## Exercise
Without the images, output each record below as it stands.

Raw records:
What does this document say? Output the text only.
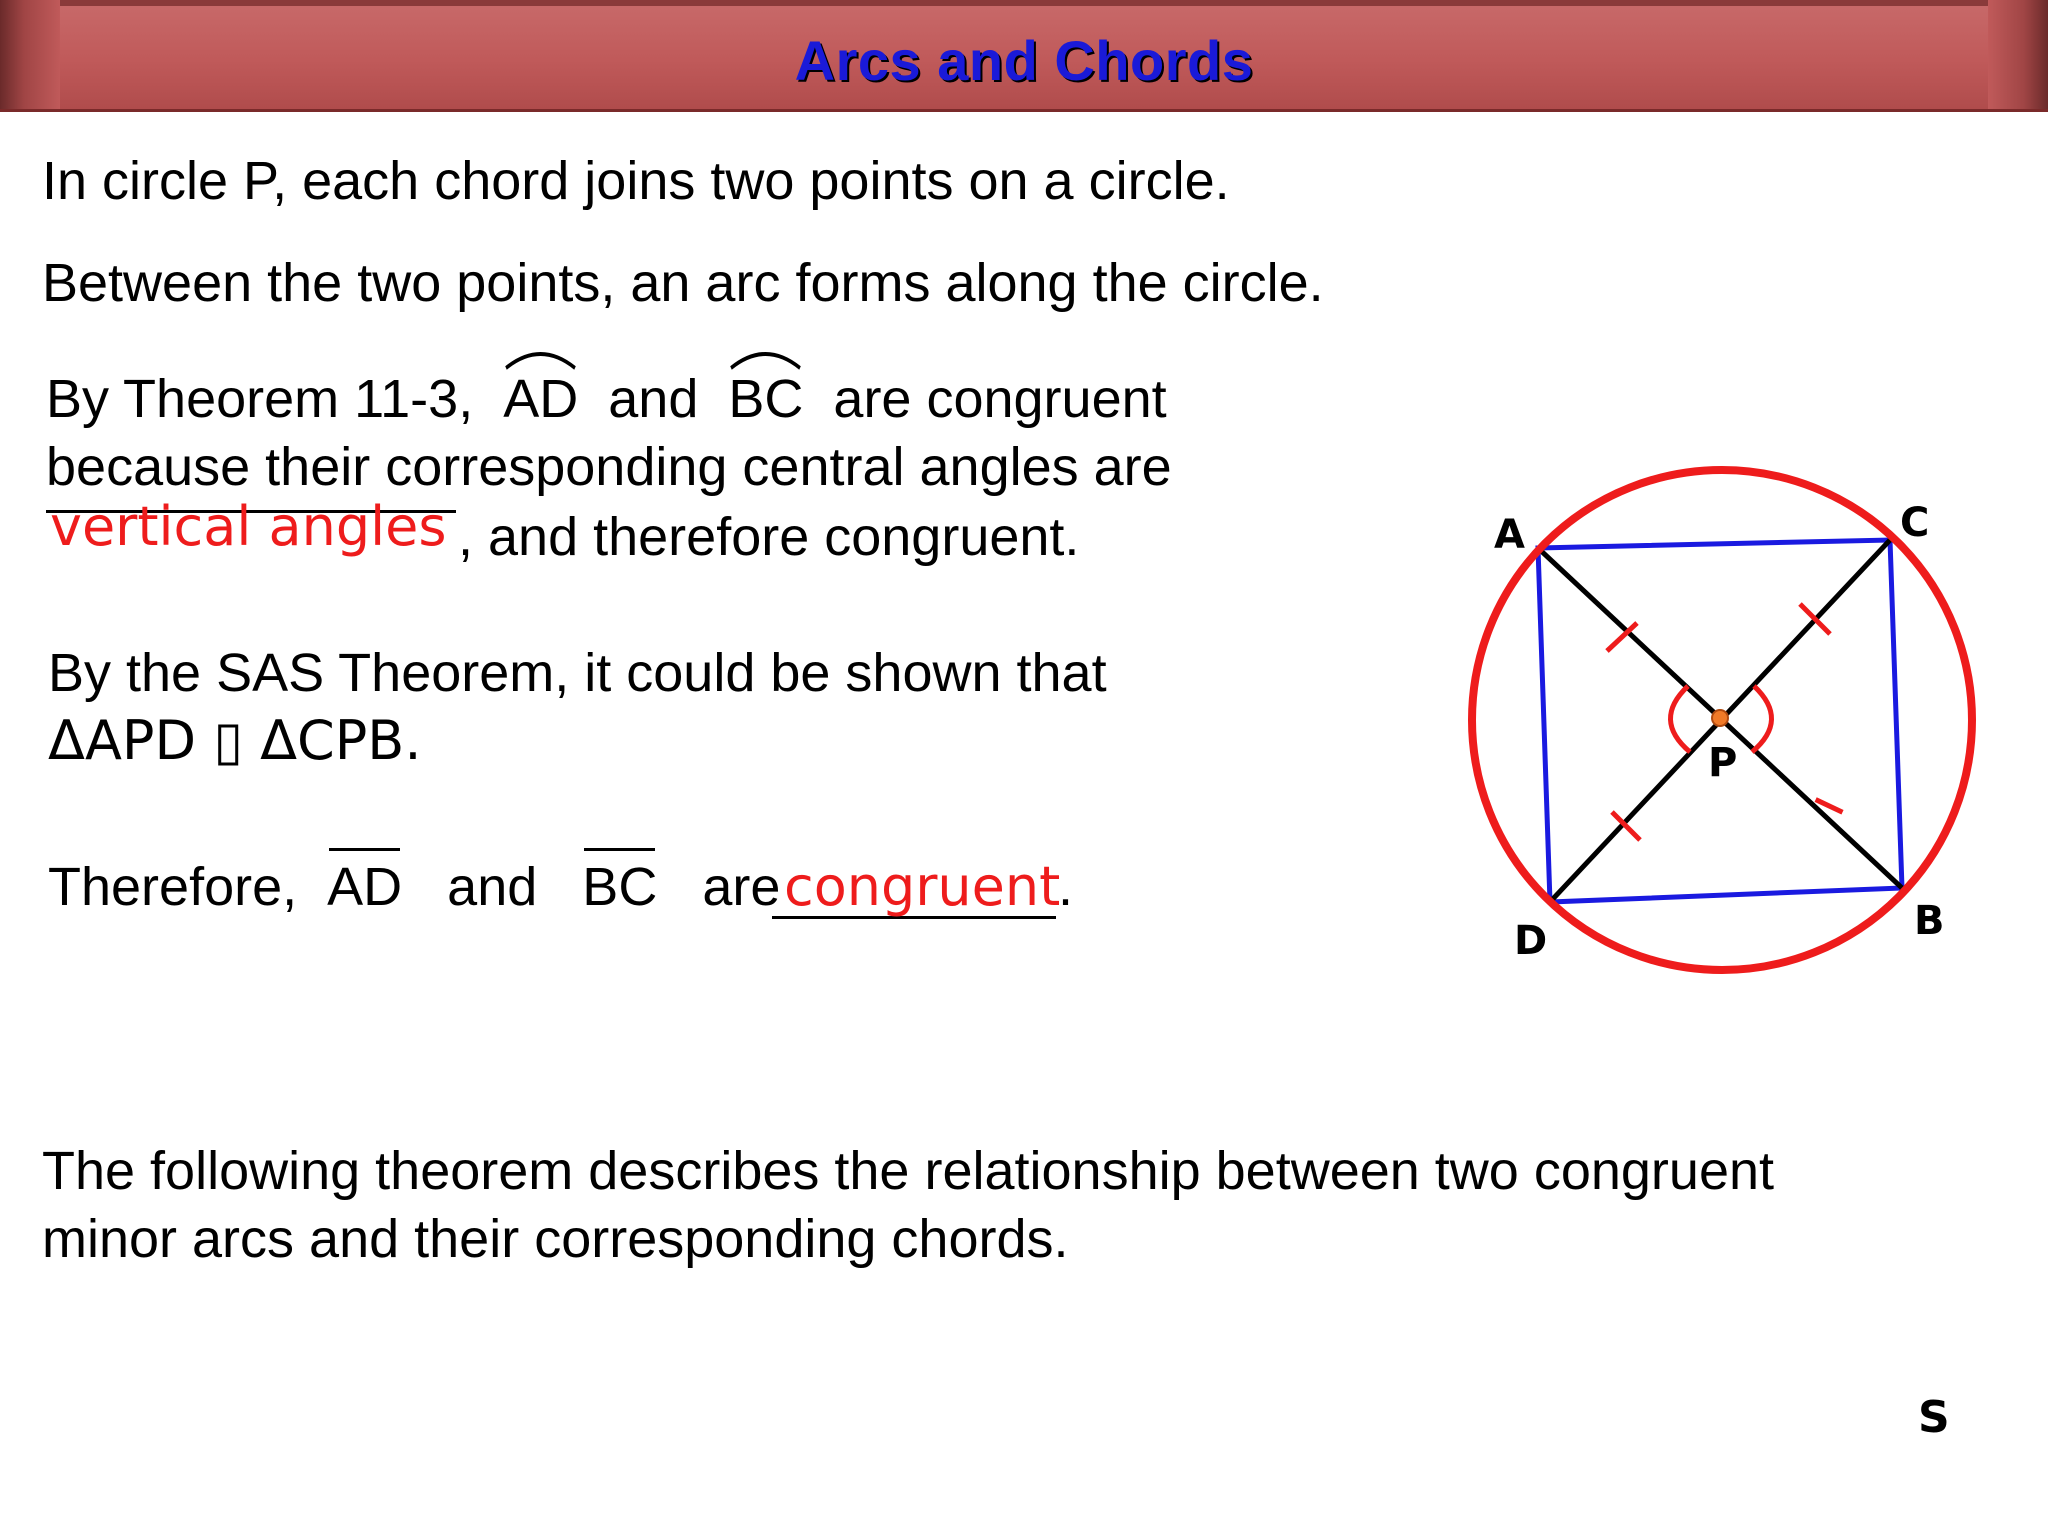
Arcs and Chords
In circle P, each chord joins two points on a circle.
Between the two points, an arc forms along the circle.
By Theorem 11-3, AD and BC are congruent
because their corresponding central angles are
vertical angles , and therefore congruent.
By the SAS Theorem, it could be shown that
ΔAPD ▯ ΔCPB.
Therefore, AD and BC are congruent
.
The following theorem describes the relationship between two congruent
minor arcs and their corresponding chords.
A	C
P
D	B
S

## Solution to the problem
What does this document say? Output the text only.
Arcs and Chords
In circle P, each chord joins two points on a circle.
Between the two points, an arc forms along the circle.
By Theorem 11-3, AD and BC are congruent
because their corresponding central angles are
vertical angles , and therefore congruent.
By the SAS Theorem, it could be shown that
ΔAPD ▯ ΔCPB.
Therefore, AD and BC are congruent
.
The following theorem describes the relationship between two congruent
minor arcs and their corresponding chords.
A	C
P
D	B
S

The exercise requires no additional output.